• STATED EXERCISE: Set down the material below in full, matching it exactly.

• EXTRACTED MATERIAL:
══════════════════════════════

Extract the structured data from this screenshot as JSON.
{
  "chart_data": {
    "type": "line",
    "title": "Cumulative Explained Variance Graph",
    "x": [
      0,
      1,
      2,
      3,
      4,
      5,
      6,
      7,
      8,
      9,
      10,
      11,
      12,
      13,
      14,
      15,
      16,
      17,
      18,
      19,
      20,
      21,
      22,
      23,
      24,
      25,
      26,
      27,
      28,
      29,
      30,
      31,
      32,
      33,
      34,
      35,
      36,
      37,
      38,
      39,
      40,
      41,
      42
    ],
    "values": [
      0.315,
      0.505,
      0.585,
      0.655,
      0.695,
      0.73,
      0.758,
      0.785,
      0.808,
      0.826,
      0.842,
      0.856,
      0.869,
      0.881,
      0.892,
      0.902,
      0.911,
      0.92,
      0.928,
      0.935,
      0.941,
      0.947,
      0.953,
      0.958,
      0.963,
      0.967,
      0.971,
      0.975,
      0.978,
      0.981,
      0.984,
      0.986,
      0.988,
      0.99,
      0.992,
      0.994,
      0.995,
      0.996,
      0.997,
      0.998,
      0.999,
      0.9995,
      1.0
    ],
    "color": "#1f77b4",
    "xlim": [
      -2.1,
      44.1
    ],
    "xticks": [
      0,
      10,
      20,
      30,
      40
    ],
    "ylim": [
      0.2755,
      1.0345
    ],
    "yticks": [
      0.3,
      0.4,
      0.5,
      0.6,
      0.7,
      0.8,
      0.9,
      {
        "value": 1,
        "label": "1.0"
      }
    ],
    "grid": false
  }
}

══════════════════════════════

• FULL ANSWER:
Extract the structured data from this screenshot as JSON.
{
  "chart_data": {
    "type": "line",
    "title": "Cumulative Explained Variance Graph",
    "x": [
      0,
      1,
      2,
      3,
      4,
      5,
      6,
      7,
      8,
      9,
      10,
      11,
      12,
      13,
      14,
      15,
      16,
      17,
      18,
      19,
      20,
      21,
      22,
      23,
      24,
      25,
      26,
      27,
      28,
      29,
      30,
      31,
      32,
      33,
      34,
      35,
      36,
      37,
      38,
      39,
      40,
      41,
      42
    ],
    "values": [
      0.315,
      0.505,
      0.585,
      0.655,
      0.695,
      0.73,
      0.758,
      0.785,
      0.808,
      0.826,
      0.842,
      0.856,
      0.869,
      0.881,
      0.892,
      0.902,
      0.911,
      0.92,
      0.928,
      0.935,
      0.941,
      0.947,
      0.953,
      0.958,
      0.963,
      0.967,
      0.971,
      0.975,
      0.978,
      0.981,
      0.984,
      0.986,
      0.988,
      0.99,
      0.992,
      0.994,
      0.995,
      0.996,
      0.997,
      0.998,
      0.999,
      0.9995,
      1.0
    ],
    "color": "#1f77b4",
    "xlim": [
      -2.1,
      44.1
    ],
    "xticks": [
      0,
      10,
      20,
      30,
      40
    ],
    "ylim": [
      0.2755,
      1.0345
    ],
    "yticks": [
      0.3,
      0.4,
      0.5,
      0.6,
      0.7,
      0.8,
      0.9,
      {
        "value": 1,
        "label": "1.0"
      }
    ],
    "grid": false
  }
}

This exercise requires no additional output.